| Recorded data |
>> BEGIN
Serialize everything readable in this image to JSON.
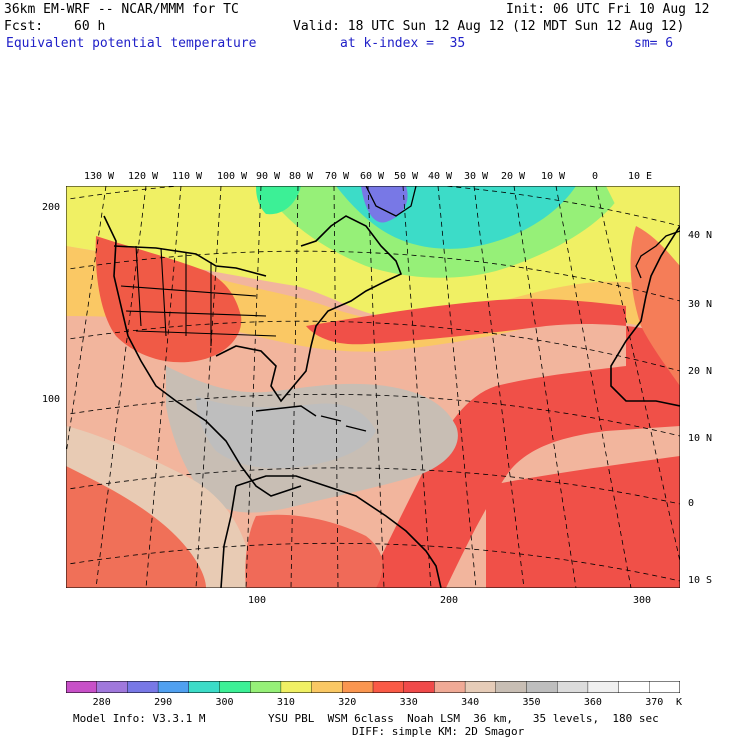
{
  "header": {
    "model_line": "36km EM-WRF -- NCAR/MMM for TC",
    "init_line": "Init: 06 UTC Fri 10 Aug 12",
    "fcst_label": "Fcst:",
    "fcst_value": "60 h",
    "valid_line": "Valid: 18 UTC Sun 12 Aug 12 (12 MDT Sun 12 Aug 12)",
    "field_name": "Equivalent potential temperature",
    "level": "at k-index =  35",
    "smoothing": "sm= 6"
  },
  "map": {
    "top_lon_labels": [
      "130 W",
      "120 W",
      "110 W",
      "100 W",
      "90 W",
      "80 W",
      "70 W",
      "60 W",
      "50 W",
      "40 W",
      "30 W",
      "20 W",
      "10 W",
      "0",
      "10 E"
    ],
    "right_lat_labels": [
      "40 N",
      "30 N",
      "20 N",
      "10 N",
      "0",
      "10 S"
    ],
    "left_grid_labels": [
      "200",
      "100"
    ],
    "bottom_grid_labels": [
      "100",
      "200",
      "300"
    ]
  },
  "colorbar": {
    "labels": [
      "280",
      "290",
      "300",
      "310",
      "320",
      "330",
      "340",
      "350",
      "360",
      "370"
    ],
    "unit": "K",
    "colors": [
      "#c850c8",
      "#a078dc",
      "#7878e6",
      "#50a0f0",
      "#3cdcc8",
      "#3cf096",
      "#96f078",
      "#f0f064",
      "#fac864",
      "#fa9650",
      "#fa5a46",
      "#f04a4a",
      "#f0aa96",
      "#e6ccb8",
      "#c8beb4",
      "#bebebe",
      "#dcdcdc",
      "#f0f0f0",
      "#ffffff",
      "#ffffff"
    ]
  },
  "footer": {
    "model_info": "Model Info: V3.3.1 M",
    "physics": "YSU PBL  WSM 6class  Noah LSM  36 km,   35 levels,  180 sec",
    "diffusion": "DIFF: simple KM: 2D Smagor"
  }
}
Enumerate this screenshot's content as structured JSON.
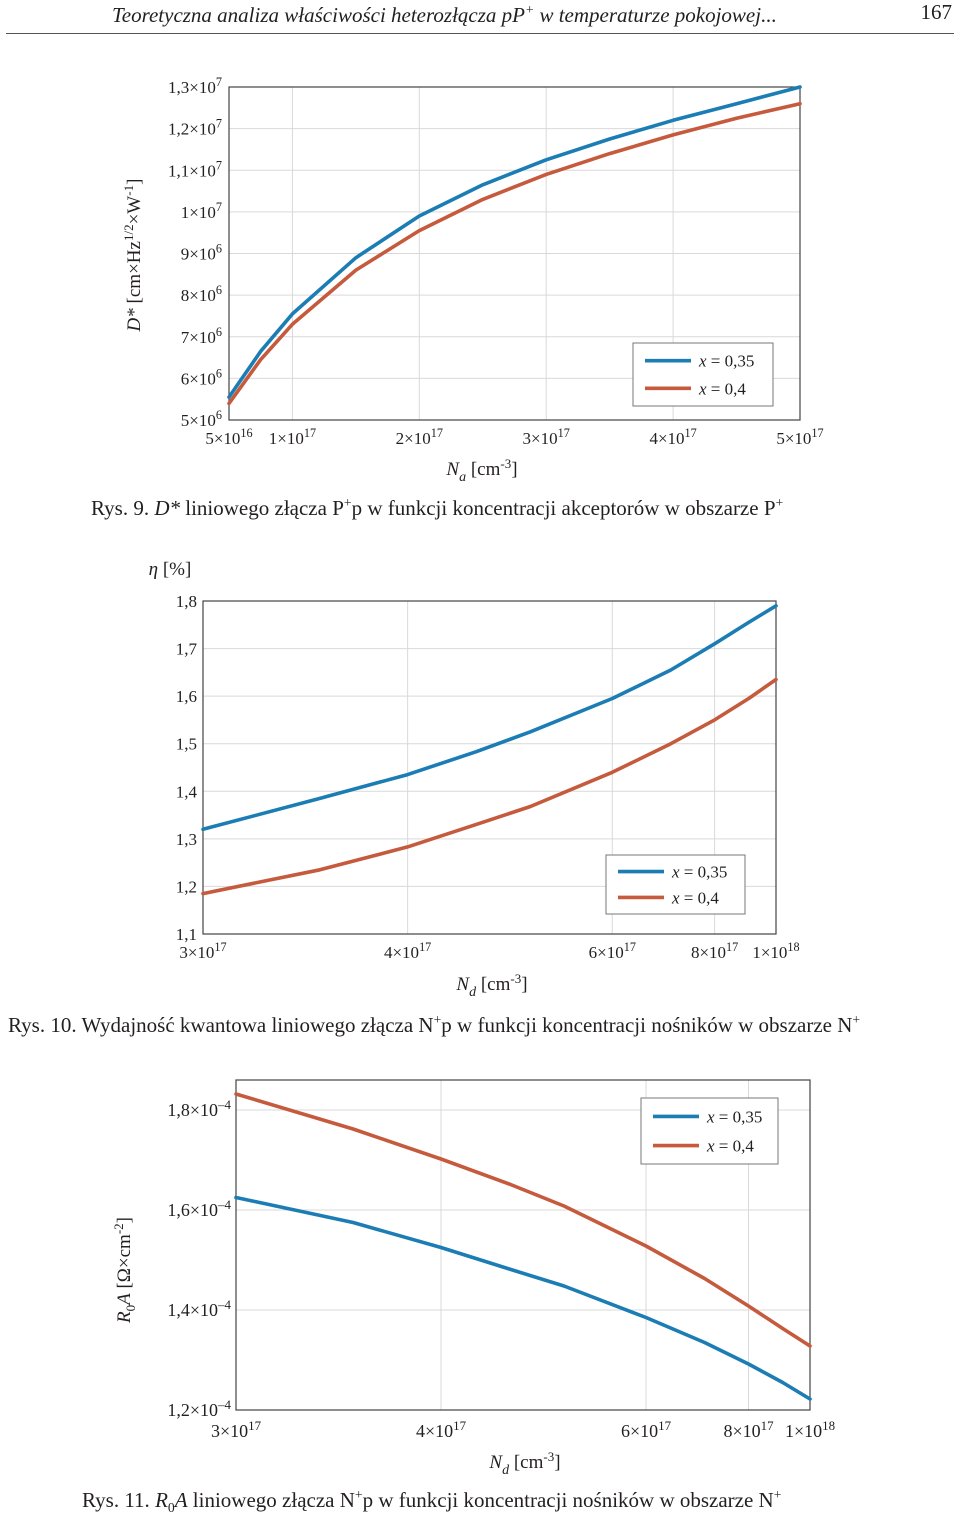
>> END
| Work to complete |
Reproduce the listing above exactly, excluding all pictures.

| Finished task |
Serialize everything readable in this image to JSON.
{
  "header": {
    "model_line": "36km EM-WRF -- NCAR/MMM for TC",
    "init_line": "Init: 06 UTC Fri 10 Aug 12",
    "fcst_label": "Fcst:",
    "fcst_value": "60 h",
    "valid_line": "Valid: 18 UTC Sun 12 Aug 12 (12 MDT Sun 12 Aug 12)",
    "field_name": "Equivalent potential temperature",
    "level": "at k-index =  35",
    "smoothing": "sm= 6"
  },
  "map": {
    "top_lon_labels": [
      "130 W",
      "120 W",
      "110 W",
      "100 W",
      "90 W",
      "80 W",
      "70 W",
      "60 W",
      "50 W",
      "40 W",
      "30 W",
      "20 W",
      "10 W",
      "0",
      "10 E"
    ],
    "right_lat_labels": [
      "40 N",
      "30 N",
      "20 N",
      "10 N",
      "0",
      "10 S"
    ],
    "left_grid_labels": [
      "200",
      "100"
    ],
    "bottom_grid_labels": [
      "100",
      "200",
      "300"
    ]
  },
  "colorbar": {
    "labels": [
      "280",
      "290",
      "300",
      "310",
      "320",
      "330",
      "340",
      "350",
      "360",
      "370"
    ],
    "unit": "K",
    "colors": [
      "#c850c8",
      "#a078dc",
      "#7878e6",
      "#50a0f0",
      "#3cdcc8",
      "#3cf096",
      "#96f078",
      "#f0f064",
      "#fac864",
      "#fa9650",
      "#fa5a46",
      "#f04a4a",
      "#f0aa96",
      "#e6ccb8",
      "#c8beb4",
      "#bebebe",
      "#dcdcdc",
      "#f0f0f0",
      "#ffffff",
      "#ffffff"
    ]
  },
  "footer": {
    "model_info": "Model Info: V3.3.1 M",
    "physics": "YSU PBL  WSM 6class  Noah LSM  36 km,   35 levels,  180 sec",
    "diffusion": "DIFF: simple KM: 2D Smagor"
  }
}
Enumerate this screenshot's content as structured JSON.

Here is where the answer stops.